Aim:
Quote the full listing word for word.

** begin Supplied material **

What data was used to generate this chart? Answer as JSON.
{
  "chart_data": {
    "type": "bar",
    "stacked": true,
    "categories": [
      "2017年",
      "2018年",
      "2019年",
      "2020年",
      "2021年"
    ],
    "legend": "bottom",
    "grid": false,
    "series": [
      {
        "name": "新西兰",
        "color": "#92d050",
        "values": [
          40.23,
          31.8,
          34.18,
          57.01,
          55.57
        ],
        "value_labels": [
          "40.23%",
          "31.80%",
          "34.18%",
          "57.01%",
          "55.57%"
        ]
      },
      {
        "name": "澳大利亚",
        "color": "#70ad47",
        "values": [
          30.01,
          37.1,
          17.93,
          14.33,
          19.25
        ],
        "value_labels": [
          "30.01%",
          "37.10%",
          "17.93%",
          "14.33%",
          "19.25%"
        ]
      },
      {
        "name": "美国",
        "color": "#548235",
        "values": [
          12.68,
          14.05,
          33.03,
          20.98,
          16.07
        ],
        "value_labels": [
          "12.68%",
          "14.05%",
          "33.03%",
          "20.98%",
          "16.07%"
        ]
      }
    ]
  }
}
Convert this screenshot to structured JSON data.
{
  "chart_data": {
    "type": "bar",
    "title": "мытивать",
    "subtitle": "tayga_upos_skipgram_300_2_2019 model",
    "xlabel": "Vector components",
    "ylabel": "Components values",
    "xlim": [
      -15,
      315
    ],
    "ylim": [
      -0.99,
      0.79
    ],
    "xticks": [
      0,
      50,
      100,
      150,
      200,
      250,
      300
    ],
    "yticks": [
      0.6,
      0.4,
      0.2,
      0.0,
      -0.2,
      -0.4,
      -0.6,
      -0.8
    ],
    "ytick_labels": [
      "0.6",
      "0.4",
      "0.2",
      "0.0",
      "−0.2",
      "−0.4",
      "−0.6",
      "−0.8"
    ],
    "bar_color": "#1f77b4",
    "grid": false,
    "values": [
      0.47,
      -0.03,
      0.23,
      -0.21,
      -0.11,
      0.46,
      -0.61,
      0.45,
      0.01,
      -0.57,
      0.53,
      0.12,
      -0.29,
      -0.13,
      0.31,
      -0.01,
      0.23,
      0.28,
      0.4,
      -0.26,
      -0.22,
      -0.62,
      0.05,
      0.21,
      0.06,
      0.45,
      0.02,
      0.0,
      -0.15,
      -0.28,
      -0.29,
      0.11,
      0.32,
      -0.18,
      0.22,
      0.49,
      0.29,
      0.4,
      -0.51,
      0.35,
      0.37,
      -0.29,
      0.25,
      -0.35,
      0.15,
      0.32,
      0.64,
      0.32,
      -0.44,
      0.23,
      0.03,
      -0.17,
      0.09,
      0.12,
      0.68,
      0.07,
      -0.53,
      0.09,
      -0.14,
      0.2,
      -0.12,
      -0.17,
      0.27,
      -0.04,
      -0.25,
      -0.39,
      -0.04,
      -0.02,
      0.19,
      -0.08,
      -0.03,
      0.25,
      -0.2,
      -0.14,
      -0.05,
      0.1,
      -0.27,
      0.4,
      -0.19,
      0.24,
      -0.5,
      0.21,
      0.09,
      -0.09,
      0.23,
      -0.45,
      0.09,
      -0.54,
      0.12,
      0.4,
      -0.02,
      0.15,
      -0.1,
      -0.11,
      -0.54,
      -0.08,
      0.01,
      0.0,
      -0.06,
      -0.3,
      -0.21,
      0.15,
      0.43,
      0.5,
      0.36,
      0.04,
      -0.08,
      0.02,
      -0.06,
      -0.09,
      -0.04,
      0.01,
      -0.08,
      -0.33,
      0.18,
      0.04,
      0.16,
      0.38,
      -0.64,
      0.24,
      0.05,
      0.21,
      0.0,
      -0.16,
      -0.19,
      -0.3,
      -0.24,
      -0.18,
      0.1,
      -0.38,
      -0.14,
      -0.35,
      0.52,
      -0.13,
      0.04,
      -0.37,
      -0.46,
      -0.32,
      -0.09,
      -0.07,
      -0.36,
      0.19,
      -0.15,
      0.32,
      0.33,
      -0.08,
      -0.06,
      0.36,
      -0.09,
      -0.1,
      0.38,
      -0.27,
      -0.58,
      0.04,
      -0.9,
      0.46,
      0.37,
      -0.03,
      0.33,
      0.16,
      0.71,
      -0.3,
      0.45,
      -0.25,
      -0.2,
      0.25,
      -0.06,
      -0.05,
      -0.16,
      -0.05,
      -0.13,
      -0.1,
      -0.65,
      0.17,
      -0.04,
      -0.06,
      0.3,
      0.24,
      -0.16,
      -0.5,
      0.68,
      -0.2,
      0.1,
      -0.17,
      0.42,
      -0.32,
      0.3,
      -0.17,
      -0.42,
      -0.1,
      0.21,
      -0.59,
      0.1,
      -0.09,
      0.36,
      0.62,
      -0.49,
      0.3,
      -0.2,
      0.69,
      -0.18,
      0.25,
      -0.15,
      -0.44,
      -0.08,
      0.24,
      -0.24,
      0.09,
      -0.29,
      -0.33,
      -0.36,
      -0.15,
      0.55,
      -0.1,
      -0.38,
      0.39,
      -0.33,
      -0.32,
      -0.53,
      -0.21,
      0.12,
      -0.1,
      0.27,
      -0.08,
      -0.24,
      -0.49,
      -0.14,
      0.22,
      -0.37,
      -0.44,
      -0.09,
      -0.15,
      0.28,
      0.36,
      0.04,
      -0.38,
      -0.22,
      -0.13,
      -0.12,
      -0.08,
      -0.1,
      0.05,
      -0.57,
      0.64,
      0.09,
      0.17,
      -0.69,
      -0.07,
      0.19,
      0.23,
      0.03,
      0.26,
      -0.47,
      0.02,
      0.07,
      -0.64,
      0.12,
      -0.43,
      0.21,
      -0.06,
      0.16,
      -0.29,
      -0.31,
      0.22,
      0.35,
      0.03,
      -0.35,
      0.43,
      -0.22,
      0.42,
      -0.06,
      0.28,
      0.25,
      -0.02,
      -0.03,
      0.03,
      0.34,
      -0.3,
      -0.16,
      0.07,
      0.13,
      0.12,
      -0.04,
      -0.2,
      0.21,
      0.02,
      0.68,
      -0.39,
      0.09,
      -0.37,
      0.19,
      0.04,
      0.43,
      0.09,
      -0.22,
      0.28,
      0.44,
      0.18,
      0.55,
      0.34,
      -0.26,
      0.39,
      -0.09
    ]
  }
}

** end Supplied material **

Complete output:
What data was used to generate this chart? Answer as JSON.
{
  "chart_data": {
    "type": "bar",
    "stacked": true,
    "categories": [
      "2017年",
      "2018年",
      "2019年",
      "2020年",
      "2021年"
    ],
    "legend": "bottom",
    "grid": false,
    "series": [
      {
        "name": "新西兰",
        "color": "#92d050",
        "values": [
          40.23,
          31.8,
          34.18,
          57.01,
          55.57
        ],
        "value_labels": [
          "40.23%",
          "31.80%",
          "34.18%",
          "57.01%",
          "55.57%"
        ]
      },
      {
        "name": "澳大利亚",
        "color": "#70ad47",
        "values": [
          30.01,
          37.1,
          17.93,
          14.33,
          19.25
        ],
        "value_labels": [
          "30.01%",
          "37.10%",
          "17.93%",
          "14.33%",
          "19.25%"
        ]
      },
      {
        "name": "美国",
        "color": "#548235",
        "values": [
          12.68,
          14.05,
          33.03,
          20.98,
          16.07
        ],
        "value_labels": [
          "12.68%",
          "14.05%",
          "33.03%",
          "20.98%",
          "16.07%"
        ]
      }
    ]
  }
}
Convert this screenshot to structured JSON data.
{
  "chart_data": {
    "type": "bar",
    "title": "мытивать",
    "subtitle": "tayga_upos_skipgram_300_2_2019 model",
    "xlabel": "Vector components",
    "ylabel": "Components values",
    "xlim": [
      -15,
      315
    ],
    "ylim": [
      -0.99,
      0.79
    ],
    "xticks": [
      0,
      50,
      100,
      150,
      200,
      250,
      300
    ],
    "yticks": [
      0.6,
      0.4,
      0.2,
      0.0,
      -0.2,
      -0.4,
      -0.6,
      -0.8
    ],
    "ytick_labels": [
      "0.6",
      "0.4",
      "0.2",
      "0.0",
      "−0.2",
      "−0.4",
      "−0.6",
      "−0.8"
    ],
    "bar_color": "#1f77b4",
    "grid": false,
    "values": [
      0.47,
      -0.03,
      0.23,
      -0.21,
      -0.11,
      0.46,
      -0.61,
      0.45,
      0.01,
      -0.57,
      0.53,
      0.12,
      -0.29,
      -0.13,
      0.31,
      -0.01,
      0.23,
      0.28,
      0.4,
      -0.26,
      -0.22,
      -0.62,
      0.05,
      0.21,
      0.06,
      0.45,
      0.02,
      0.0,
      -0.15,
      -0.28,
      -0.29,
      0.11,
      0.32,
      -0.18,
      0.22,
      0.49,
      0.29,
      0.4,
      -0.51,
      0.35,
      0.37,
      -0.29,
      0.25,
      -0.35,
      0.15,
      0.32,
      0.64,
      0.32,
      -0.44,
      0.23,
      0.03,
      -0.17,
      0.09,
      0.12,
      0.68,
      0.07,
      -0.53,
      0.09,
      -0.14,
      0.2,
      -0.12,
      -0.17,
      0.27,
      -0.04,
      -0.25,
      -0.39,
      -0.04,
      -0.02,
      0.19,
      -0.08,
      -0.03,
      0.25,
      -0.2,
      -0.14,
      -0.05,
      0.1,
      -0.27,
      0.4,
      -0.19,
      0.24,
      -0.5,
      0.21,
      0.09,
      -0.09,
      0.23,
      -0.45,
      0.09,
      -0.54,
      0.12,
      0.4,
      -0.02,
      0.15,
      -0.1,
      -0.11,
      -0.54,
      -0.08,
      0.01,
      0.0,
      -0.06,
      -0.3,
      -0.21,
      0.15,
      0.43,
      0.5,
      0.36,
      0.04,
      -0.08,
      0.02,
      -0.06,
      -0.09,
      -0.04,
      0.01,
      -0.08,
      -0.33,
      0.18,
      0.04,
      0.16,
      0.38,
      -0.64,
      0.24,
      0.05,
      0.21,
      0.0,
      -0.16,
      -0.19,
      -0.3,
      -0.24,
      -0.18,
      0.1,
      -0.38,
      -0.14,
      -0.35,
      0.52,
      -0.13,
      0.04,
      -0.37,
      -0.46,
      -0.32,
      -0.09,
      -0.07,
      -0.36,
      0.19,
      -0.15,
      0.32,
      0.33,
      -0.08,
      -0.06,
      0.36,
      -0.09,
      -0.1,
      0.38,
      -0.27,
      -0.58,
      0.04,
      -0.9,
      0.46,
      0.37,
      -0.03,
      0.33,
      0.16,
      0.71,
      -0.3,
      0.45,
      -0.25,
      -0.2,
      0.25,
      -0.06,
      -0.05,
      -0.16,
      -0.05,
      -0.13,
      -0.1,
      -0.65,
      0.17,
      -0.04,
      -0.06,
      0.3,
      0.24,
      -0.16,
      -0.5,
      0.68,
      -0.2,
      0.1,
      -0.17,
      0.42,
      -0.32,
      0.3,
      -0.17,
      -0.42,
      -0.1,
      0.21,
      -0.59,
      0.1,
      -0.09,
      0.36,
      0.62,
      -0.49,
      0.3,
      -0.2,
      0.69,
      -0.18,
      0.25,
      -0.15,
      -0.44,
      -0.08,
      0.24,
      -0.24,
      0.09,
      -0.29,
      -0.33,
      -0.36,
      -0.15,
      0.55,
      -0.1,
      -0.38,
      0.39,
      -0.33,
      -0.32,
      -0.53,
      -0.21,
      0.12,
      -0.1,
      0.27,
      -0.08,
      -0.24,
      -0.49,
      -0.14,
      0.22,
      -0.37,
      -0.44,
      -0.09,
      -0.15,
      0.28,
      0.36,
      0.04,
      -0.38,
      -0.22,
      -0.13,
      -0.12,
      -0.08,
      -0.1,
      0.05,
      -0.57,
      0.64,
      0.09,
      0.17,
      -0.69,
      -0.07,
      0.19,
      0.23,
      0.03,
      0.26,
      -0.47,
      0.02,
      0.07,
      -0.64,
      0.12,
      -0.43,
      0.21,
      -0.06,
      0.16,
      -0.29,
      -0.31,
      0.22,
      0.35,
      0.03,
      -0.35,
      0.43,
      -0.22,
      0.42,
      -0.06,
      0.28,
      0.25,
      -0.02,
      -0.03,
      0.03,
      0.34,
      -0.3,
      -0.16,
      0.07,
      0.13,
      0.12,
      -0.04,
      -0.2,
      0.21,
      0.02,
      0.68,
      -0.39,
      0.09,
      -0.37,
      0.19,
      0.04,
      0.43,
      0.09,
      -0.22,
      0.28,
      0.44,
      0.18,
      0.55,
      0.34,
      -0.26,
      0.39,
      -0.09
    ]
  }
}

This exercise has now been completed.